>> Begin DATASET EXTRACT
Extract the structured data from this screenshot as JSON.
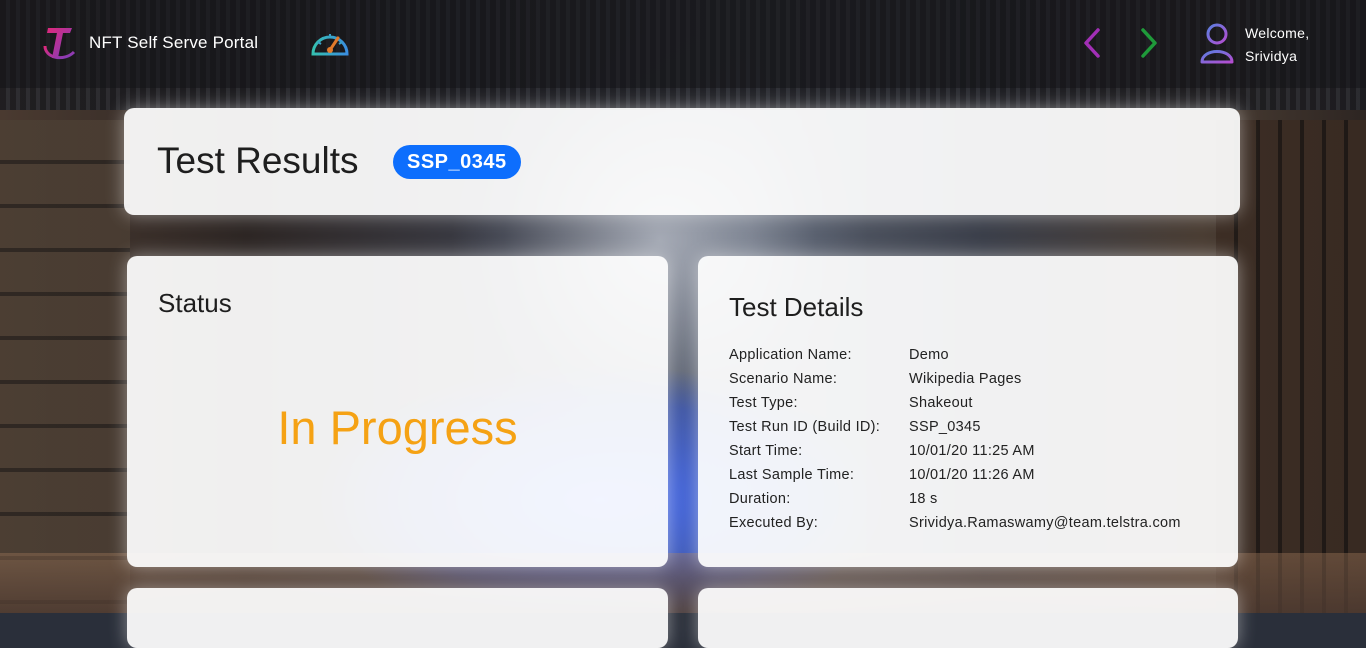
{
  "header": {
    "app_title": "NFT Self Serve Portal",
    "welcome_line1": "Welcome,",
    "welcome_line2": "Srividya"
  },
  "page": {
    "title": "Test Results",
    "run_badge": "SSP_0345"
  },
  "status_card": {
    "heading": "Status",
    "value": "In Progress"
  },
  "details_card": {
    "heading": "Test Details",
    "rows": [
      {
        "label": "Application Name:",
        "value": "Demo"
      },
      {
        "label": "Scenario Name:",
        "value": "Wikipedia Pages"
      },
      {
        "label": "Test Type:",
        "value": "Shakeout"
      },
      {
        "label": "Test Run ID (Build ID):",
        "value": "SSP_0345"
      },
      {
        "label": "Start Time:",
        "value": "10/01/20 11:25 AM"
      },
      {
        "label": "Last Sample Time:",
        "value": "10/01/20 11:26 AM"
      },
      {
        "label": "Duration:",
        "value": "18 s"
      },
      {
        "label": "Executed By:",
        "value": "Srividya.Ramaswamy@team.telstra.com"
      }
    ]
  },
  "icons": {
    "logo": "telstra-logo-icon",
    "dashboard": "speedometer-icon",
    "back": "chevron-left-icon",
    "forward": "chevron-right-icon",
    "user": "user-icon"
  },
  "colors": {
    "status_in_progress": "#f5a214",
    "badge": "#0d6efd",
    "nav_back": "#a22fb6",
    "nav_forward": "#1f9a3a"
  }
}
>> End DATASET EXTRACT
DIRECTIONS FOR THIS TASK
Transcribe the material as is, with images omitted.

TASK RESPONSE
Extract the structured data from this screenshot as JSON.
{
  "header": {
    "app_title": "NFT Self Serve Portal",
    "welcome_line1": "Welcome,",
    "welcome_line2": "Srividya"
  },
  "page": {
    "title": "Test Results",
    "run_badge": "SSP_0345"
  },
  "status_card": {
    "heading": "Status",
    "value": "In Progress"
  },
  "details_card": {
    "heading": "Test Details",
    "rows": [
      {
        "label": "Application Name:",
        "value": "Demo"
      },
      {
        "label": "Scenario Name:",
        "value": "Wikipedia Pages"
      },
      {
        "label": "Test Type:",
        "value": "Shakeout"
      },
      {
        "label": "Test Run ID (Build ID):",
        "value": "SSP_0345"
      },
      {
        "label": "Start Time:",
        "value": "10/01/20 11:25 AM"
      },
      {
        "label": "Last Sample Time:",
        "value": "10/01/20 11:26 AM"
      },
      {
        "label": "Duration:",
        "value": "18 s"
      },
      {
        "label": "Executed By:",
        "value": "Srividya.Ramaswamy@team.telstra.com"
      }
    ]
  },
  "icons": {
    "logo": "telstra-logo-icon",
    "dashboard": "speedometer-icon",
    "back": "chevron-left-icon",
    "forward": "chevron-right-icon",
    "user": "user-icon"
  },
  "colors": {
    "status_in_progress": "#f5a214",
    "badge": "#0d6efd",
    "nav_back": "#a22fb6",
    "nav_forward": "#1f9a3a"
  }
}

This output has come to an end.